Work required: Where a line of the material contains the string "time", copy that line.

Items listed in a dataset
________________
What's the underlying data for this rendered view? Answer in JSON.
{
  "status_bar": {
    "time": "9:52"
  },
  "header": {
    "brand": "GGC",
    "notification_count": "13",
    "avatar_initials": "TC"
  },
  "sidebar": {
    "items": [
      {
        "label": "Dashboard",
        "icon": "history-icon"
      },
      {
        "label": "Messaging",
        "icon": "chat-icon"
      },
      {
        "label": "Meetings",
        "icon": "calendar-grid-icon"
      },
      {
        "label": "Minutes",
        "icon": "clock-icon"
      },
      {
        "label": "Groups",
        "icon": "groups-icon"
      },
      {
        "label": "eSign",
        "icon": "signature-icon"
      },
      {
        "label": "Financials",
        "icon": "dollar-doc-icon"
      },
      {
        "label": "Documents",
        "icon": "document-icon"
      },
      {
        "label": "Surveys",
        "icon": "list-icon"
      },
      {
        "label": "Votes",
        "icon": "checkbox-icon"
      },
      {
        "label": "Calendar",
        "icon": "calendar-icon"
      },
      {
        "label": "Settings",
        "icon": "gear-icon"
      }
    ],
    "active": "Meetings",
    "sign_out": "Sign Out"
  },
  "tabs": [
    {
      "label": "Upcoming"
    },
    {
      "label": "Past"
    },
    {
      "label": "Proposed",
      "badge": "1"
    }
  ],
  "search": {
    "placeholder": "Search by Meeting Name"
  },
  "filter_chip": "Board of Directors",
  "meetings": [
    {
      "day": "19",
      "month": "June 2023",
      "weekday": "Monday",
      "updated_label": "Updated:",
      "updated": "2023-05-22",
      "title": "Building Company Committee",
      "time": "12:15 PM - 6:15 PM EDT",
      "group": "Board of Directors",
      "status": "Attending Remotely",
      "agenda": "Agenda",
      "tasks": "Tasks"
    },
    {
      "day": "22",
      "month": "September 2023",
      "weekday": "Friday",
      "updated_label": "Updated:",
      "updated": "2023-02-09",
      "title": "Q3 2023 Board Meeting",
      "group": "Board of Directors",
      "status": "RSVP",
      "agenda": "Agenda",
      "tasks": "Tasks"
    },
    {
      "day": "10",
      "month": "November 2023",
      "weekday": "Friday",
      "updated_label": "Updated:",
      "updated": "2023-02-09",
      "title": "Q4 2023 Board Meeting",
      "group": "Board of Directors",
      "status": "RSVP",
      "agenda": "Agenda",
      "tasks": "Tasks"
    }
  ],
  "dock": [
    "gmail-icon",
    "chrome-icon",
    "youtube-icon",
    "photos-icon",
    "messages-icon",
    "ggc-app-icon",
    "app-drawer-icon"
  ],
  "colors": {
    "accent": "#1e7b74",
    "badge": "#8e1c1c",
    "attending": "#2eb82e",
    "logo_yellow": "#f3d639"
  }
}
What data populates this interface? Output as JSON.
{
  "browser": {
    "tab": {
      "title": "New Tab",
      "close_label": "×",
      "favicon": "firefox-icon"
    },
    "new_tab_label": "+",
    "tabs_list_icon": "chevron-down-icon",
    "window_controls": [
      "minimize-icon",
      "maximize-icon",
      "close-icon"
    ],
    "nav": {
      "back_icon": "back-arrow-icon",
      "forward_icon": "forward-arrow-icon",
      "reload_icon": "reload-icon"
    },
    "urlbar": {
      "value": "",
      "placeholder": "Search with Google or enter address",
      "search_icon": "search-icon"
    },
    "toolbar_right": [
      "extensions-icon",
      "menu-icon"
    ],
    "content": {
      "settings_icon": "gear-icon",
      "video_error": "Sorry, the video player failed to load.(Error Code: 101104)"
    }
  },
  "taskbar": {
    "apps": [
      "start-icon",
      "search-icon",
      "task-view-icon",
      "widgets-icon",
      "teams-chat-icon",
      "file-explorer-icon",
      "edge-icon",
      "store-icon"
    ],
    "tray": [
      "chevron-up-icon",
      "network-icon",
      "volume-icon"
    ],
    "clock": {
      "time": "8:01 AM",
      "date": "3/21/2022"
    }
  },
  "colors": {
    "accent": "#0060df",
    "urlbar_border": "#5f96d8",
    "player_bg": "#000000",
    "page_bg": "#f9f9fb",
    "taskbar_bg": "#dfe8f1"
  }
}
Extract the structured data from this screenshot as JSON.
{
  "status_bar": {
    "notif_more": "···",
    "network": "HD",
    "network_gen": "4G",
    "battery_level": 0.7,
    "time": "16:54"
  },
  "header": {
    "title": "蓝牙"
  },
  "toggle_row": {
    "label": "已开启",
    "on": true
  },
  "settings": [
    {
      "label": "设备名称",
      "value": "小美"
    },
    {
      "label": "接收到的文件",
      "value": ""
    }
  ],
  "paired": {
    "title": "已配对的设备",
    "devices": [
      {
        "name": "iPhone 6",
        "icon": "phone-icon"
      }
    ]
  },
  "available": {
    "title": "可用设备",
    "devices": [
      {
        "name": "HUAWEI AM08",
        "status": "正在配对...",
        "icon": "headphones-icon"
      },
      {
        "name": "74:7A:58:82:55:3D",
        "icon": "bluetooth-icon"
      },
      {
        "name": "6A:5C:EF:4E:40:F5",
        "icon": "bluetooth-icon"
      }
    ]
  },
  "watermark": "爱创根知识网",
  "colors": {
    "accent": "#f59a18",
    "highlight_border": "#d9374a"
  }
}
________________
Solved exercise:
    "time": "9:52"
      "time": "12:15 PM - 6:15 PM EDT",
      "time": "8:01 AM",
    "time": "16:54"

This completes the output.